Lines holding the string "Enterprise" are the ones to copy from this listing.
***** GIVEN DATA
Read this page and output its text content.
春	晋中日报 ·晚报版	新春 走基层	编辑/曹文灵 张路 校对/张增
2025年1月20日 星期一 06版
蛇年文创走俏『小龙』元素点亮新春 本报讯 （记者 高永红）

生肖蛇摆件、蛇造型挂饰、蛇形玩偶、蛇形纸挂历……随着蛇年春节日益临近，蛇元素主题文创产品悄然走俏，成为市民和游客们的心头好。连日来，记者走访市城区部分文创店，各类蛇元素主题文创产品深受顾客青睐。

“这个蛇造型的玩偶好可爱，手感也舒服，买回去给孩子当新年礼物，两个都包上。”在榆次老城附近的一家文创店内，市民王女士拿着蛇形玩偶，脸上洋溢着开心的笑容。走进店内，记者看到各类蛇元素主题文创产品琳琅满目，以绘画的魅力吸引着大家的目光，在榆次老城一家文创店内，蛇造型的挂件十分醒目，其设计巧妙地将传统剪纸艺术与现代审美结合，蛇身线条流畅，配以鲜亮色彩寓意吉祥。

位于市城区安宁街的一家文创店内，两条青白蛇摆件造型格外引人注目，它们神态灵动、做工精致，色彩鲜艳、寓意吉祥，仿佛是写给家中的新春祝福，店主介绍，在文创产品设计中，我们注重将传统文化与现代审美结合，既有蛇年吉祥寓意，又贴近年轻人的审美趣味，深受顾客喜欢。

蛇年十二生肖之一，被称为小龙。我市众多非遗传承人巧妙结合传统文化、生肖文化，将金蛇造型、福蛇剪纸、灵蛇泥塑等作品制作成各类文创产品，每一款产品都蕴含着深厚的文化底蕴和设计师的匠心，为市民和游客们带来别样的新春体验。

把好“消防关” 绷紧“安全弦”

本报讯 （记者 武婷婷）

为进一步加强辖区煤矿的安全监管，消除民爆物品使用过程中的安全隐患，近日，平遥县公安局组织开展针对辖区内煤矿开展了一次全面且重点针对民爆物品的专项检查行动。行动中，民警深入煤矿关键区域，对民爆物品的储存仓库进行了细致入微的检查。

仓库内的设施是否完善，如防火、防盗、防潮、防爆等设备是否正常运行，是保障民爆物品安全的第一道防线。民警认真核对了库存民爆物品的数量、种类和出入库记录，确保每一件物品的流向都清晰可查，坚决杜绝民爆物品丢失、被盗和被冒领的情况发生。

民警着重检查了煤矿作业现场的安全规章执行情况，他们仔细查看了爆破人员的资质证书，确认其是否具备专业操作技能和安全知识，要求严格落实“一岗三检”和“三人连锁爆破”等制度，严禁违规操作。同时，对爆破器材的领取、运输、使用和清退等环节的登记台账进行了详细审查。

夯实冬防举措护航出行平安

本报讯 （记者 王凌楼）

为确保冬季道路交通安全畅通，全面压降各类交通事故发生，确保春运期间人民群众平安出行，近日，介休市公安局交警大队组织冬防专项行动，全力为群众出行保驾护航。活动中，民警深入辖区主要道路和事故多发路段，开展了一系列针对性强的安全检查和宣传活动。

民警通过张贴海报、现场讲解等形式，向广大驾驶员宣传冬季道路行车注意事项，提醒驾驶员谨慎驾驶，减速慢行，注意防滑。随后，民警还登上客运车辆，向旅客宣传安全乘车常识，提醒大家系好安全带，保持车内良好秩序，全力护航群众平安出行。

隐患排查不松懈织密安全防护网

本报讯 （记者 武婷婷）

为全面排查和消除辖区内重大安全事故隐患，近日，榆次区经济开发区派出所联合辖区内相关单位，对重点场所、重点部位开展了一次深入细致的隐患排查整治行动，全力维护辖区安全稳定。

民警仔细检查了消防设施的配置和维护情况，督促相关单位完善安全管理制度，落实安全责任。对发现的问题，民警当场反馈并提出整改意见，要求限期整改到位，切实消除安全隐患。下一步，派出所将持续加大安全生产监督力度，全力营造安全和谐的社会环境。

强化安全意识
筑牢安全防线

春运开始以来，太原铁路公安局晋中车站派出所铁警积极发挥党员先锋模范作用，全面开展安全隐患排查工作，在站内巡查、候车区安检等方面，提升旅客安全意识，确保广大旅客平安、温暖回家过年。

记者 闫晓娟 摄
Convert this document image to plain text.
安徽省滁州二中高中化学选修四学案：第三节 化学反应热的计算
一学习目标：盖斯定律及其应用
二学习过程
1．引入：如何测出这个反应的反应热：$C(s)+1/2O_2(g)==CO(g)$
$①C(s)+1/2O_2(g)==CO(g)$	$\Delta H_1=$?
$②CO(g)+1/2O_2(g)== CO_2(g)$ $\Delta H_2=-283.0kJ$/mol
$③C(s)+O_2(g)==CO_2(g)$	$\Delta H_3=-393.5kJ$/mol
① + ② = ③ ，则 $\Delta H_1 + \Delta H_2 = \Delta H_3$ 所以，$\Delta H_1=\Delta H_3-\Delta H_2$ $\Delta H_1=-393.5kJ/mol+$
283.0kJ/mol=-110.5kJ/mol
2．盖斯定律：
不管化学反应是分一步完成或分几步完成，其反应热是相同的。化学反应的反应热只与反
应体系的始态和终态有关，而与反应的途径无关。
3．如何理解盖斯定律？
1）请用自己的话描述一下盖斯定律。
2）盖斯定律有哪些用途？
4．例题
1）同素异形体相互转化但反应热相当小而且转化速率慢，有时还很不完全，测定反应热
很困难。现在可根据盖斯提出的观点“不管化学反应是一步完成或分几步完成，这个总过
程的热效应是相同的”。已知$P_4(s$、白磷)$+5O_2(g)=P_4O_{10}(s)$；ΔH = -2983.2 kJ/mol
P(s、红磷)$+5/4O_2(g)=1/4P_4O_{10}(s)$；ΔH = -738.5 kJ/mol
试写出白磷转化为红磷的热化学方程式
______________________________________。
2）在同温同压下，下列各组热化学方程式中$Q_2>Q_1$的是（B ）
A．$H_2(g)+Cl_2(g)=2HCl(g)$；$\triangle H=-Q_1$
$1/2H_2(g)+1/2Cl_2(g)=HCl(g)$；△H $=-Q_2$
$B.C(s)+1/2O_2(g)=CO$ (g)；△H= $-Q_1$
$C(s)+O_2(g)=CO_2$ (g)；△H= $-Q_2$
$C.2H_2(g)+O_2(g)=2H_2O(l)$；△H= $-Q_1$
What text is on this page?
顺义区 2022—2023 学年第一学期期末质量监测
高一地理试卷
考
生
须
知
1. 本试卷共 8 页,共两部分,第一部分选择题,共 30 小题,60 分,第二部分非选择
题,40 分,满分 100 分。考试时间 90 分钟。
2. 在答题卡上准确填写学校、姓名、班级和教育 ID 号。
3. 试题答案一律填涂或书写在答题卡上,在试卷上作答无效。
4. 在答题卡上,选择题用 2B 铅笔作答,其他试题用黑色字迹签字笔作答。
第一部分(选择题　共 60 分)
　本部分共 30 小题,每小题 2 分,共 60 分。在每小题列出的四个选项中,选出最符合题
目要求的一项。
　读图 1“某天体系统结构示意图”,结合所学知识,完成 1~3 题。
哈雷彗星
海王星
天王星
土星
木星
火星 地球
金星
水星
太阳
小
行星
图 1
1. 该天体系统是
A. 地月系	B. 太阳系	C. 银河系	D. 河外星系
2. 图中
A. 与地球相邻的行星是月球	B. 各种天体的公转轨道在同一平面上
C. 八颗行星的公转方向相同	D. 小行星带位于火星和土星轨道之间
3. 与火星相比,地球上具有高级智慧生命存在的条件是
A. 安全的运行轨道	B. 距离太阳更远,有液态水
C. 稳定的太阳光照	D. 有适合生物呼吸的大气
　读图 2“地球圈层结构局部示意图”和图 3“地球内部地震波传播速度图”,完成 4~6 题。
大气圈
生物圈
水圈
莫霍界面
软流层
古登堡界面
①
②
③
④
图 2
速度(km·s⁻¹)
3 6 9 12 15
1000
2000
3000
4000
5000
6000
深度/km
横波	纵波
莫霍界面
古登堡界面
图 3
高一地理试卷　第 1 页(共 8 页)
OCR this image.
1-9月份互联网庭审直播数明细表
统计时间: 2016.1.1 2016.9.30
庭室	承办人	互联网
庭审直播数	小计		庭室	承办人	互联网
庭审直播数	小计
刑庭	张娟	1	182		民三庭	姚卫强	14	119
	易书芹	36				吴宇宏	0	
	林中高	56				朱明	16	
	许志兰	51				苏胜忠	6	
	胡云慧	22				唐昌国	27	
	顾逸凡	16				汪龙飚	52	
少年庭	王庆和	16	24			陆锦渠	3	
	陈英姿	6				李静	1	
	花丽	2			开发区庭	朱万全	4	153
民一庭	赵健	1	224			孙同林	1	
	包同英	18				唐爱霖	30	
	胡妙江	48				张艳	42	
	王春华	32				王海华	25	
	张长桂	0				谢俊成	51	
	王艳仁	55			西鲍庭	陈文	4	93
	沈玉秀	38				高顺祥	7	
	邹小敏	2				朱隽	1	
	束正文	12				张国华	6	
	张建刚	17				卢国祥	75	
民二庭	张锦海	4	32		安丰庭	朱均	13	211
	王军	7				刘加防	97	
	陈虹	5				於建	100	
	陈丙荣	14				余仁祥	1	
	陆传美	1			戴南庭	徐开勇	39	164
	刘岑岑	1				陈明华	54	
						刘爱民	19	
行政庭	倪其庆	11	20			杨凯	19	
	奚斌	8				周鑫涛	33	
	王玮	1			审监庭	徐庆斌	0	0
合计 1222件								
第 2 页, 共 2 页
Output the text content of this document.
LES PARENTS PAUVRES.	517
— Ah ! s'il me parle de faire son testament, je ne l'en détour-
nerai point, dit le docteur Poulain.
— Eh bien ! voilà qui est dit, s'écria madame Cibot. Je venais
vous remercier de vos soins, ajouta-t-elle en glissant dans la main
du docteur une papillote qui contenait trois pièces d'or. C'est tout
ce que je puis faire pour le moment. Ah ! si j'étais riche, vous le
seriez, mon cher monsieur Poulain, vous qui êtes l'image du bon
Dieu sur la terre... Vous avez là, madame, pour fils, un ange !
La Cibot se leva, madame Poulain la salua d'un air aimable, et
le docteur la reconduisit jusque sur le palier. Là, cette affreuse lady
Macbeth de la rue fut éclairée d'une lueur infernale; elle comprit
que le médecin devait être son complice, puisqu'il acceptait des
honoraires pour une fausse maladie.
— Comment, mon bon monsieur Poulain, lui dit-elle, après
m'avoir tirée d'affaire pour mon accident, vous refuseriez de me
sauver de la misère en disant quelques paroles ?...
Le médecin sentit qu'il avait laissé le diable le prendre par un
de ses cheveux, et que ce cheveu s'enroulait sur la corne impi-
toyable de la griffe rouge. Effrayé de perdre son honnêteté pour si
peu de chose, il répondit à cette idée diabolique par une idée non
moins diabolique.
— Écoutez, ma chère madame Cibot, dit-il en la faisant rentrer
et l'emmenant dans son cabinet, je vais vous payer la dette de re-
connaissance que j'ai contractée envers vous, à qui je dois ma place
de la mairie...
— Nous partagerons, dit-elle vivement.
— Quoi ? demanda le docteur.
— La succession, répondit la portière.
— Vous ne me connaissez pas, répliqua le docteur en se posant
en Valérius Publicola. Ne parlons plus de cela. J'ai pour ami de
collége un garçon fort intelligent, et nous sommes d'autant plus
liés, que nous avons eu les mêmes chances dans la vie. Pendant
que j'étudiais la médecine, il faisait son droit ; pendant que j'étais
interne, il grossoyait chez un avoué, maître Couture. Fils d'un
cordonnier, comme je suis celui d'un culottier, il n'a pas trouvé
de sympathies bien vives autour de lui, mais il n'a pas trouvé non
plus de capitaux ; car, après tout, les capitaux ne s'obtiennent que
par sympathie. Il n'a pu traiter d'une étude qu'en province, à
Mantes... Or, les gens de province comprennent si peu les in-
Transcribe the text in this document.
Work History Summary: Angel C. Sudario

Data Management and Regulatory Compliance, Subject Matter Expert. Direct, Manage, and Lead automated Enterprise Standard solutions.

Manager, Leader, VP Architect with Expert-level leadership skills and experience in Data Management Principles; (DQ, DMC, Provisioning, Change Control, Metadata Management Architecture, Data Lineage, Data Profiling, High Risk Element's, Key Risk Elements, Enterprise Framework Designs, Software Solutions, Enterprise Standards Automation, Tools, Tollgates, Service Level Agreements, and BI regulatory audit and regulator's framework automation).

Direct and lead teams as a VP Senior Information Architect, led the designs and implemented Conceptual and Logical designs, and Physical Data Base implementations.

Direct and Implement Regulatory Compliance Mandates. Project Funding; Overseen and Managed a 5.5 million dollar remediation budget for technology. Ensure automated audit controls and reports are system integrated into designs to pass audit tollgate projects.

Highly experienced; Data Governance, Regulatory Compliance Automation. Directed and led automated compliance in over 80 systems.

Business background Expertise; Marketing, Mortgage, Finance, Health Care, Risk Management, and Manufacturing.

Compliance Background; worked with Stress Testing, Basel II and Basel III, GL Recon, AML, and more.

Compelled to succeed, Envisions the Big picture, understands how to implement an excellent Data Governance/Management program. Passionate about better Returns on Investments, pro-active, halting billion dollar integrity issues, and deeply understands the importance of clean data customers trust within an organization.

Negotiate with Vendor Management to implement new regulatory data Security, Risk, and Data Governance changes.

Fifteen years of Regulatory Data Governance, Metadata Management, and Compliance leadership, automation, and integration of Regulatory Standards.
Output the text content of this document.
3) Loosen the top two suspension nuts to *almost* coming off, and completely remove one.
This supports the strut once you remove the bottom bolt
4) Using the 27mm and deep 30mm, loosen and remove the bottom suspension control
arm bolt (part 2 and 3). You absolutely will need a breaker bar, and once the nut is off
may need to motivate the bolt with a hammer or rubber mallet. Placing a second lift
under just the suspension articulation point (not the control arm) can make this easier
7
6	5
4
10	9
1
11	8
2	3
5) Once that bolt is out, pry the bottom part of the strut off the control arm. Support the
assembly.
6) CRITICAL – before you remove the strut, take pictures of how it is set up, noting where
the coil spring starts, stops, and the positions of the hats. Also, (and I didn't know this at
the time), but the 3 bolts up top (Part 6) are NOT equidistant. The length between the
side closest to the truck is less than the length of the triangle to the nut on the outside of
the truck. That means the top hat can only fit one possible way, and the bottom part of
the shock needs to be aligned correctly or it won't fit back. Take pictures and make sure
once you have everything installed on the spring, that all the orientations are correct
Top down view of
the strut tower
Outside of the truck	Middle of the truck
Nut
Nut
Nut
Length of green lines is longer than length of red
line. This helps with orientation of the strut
**********
• **SOLUTION TO THIS TASK**:
Data Management and Regulatory Compliance, Subject Matter Expert. Direct, Manage, and Lead automated Enterprise Standard solutions.
Manager, Leader, VP Architect with Expert-level leadership skills and experience in Data Management Principles; (DQ, DMC, Provisioning, Change Control, Metadata Management Architecture, Data Lineage, Data Profiling, High Risk Element's, Key Risk Elements, Enterprise Framework Designs, Software Solutions, Enterprise Standards Automation, Tools, Tollgates, Service Level Agreements, and BI regulatory audit and regulator's framework automation).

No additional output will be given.